**RAW DATA**
----------
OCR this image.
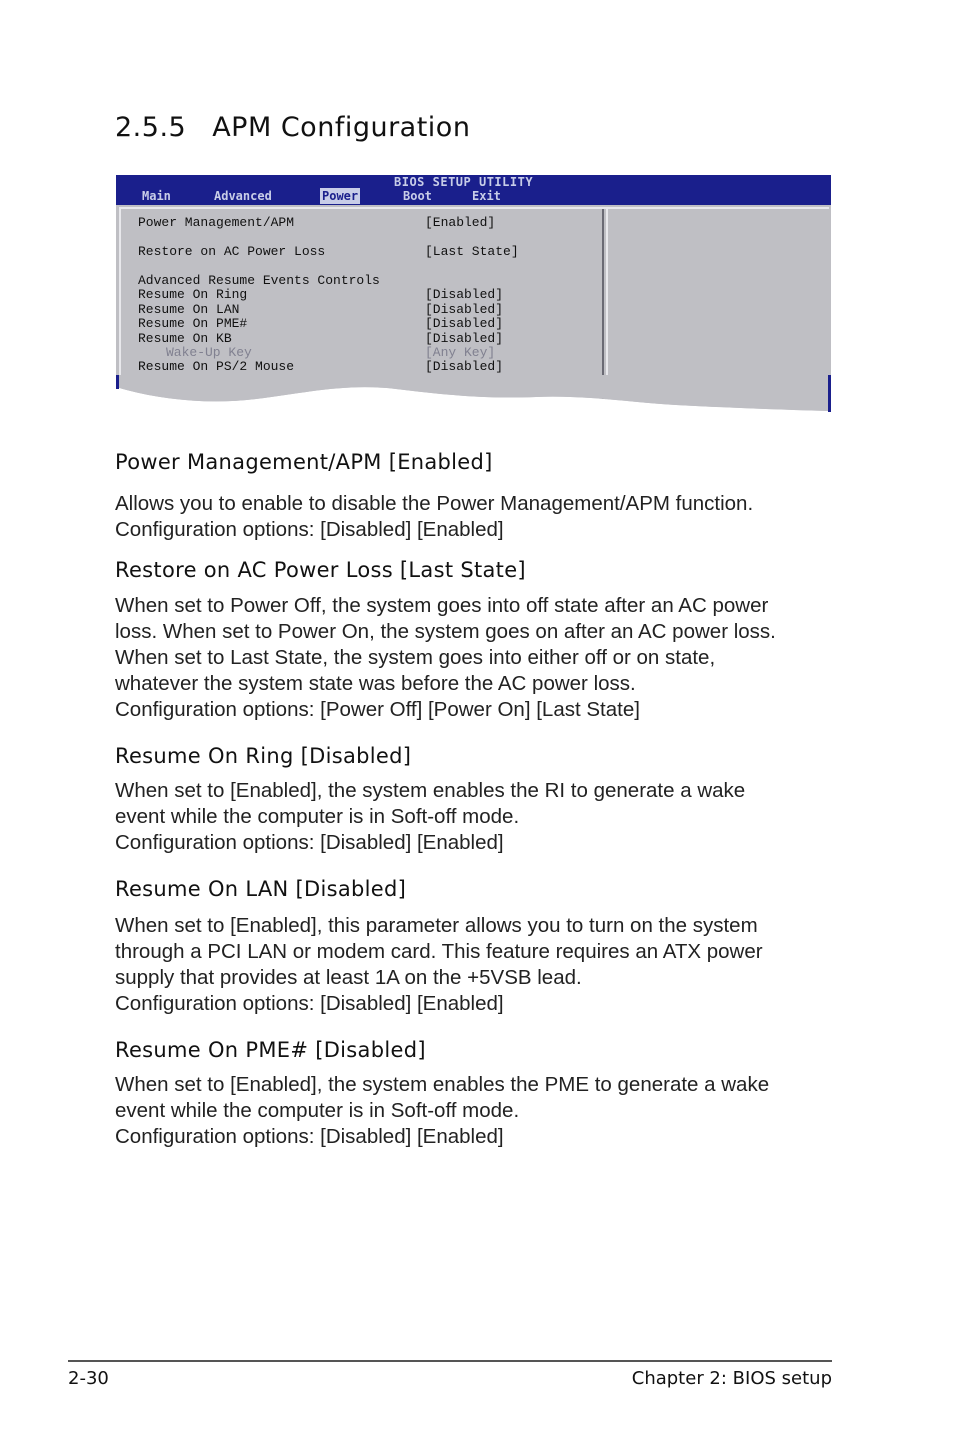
2.5.5 APM Configuration
BIOS SETUP UTILITY
Main	Advanced	Power	Boot	Exit
Power Management/APM	[Enabled]
Restore on AC Power Loss	[Last State]
Advanced Resume Events Controls
Resume On Ring	[Disabled]
Resume On LAN	[Disabled]
Resume On PME#	[Disabled]
Resume On KB	[Disabled]
Wake-Up Key	[Any Key]
Resume On PS/2 Mouse	[Disabled]
Power Management/APM [Enabled]
Allows you to enable to disable the Power Management/APM function.
Configuration options: [Disabled] [Enabled]
Restore on AC Power Loss [Last State]
When set to Power Off, the system goes into off state after an AC power
loss. When set to Power On, the system goes on after an AC power loss.
When set to Last State, the system goes into either off or on state,
whatever the system state was before the AC power loss.
Configuration options: [Power Off] [Power On] [Last State]
Resume On Ring [Disabled]
When set to [Enabled], the system enables the RI to generate a wake
event while the computer is in Soft-off mode.
Configuration options: [Disabled] [Enabled]
Resume On LAN [Disabled]
When set to [Enabled], this parameter allows you to turn on the system
through a PCI LAN or modem card. This feature requires an ATX power
supply that provides at least 1A on the +5VSB lead.
Configuration options: [Disabled] [Enabled]
Resume On PME# [Disabled]
When set to [Enabled], the system enables the PME to generate a wake
event while the computer is in Soft-off mode.
Configuration options: [Disabled] [Enabled]
2-30	Chapter 2: BIOS setup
----------
**SET TASK**
Count the lines above that contain the word "Resume". Give only the number.

**TASK ANSWER**
9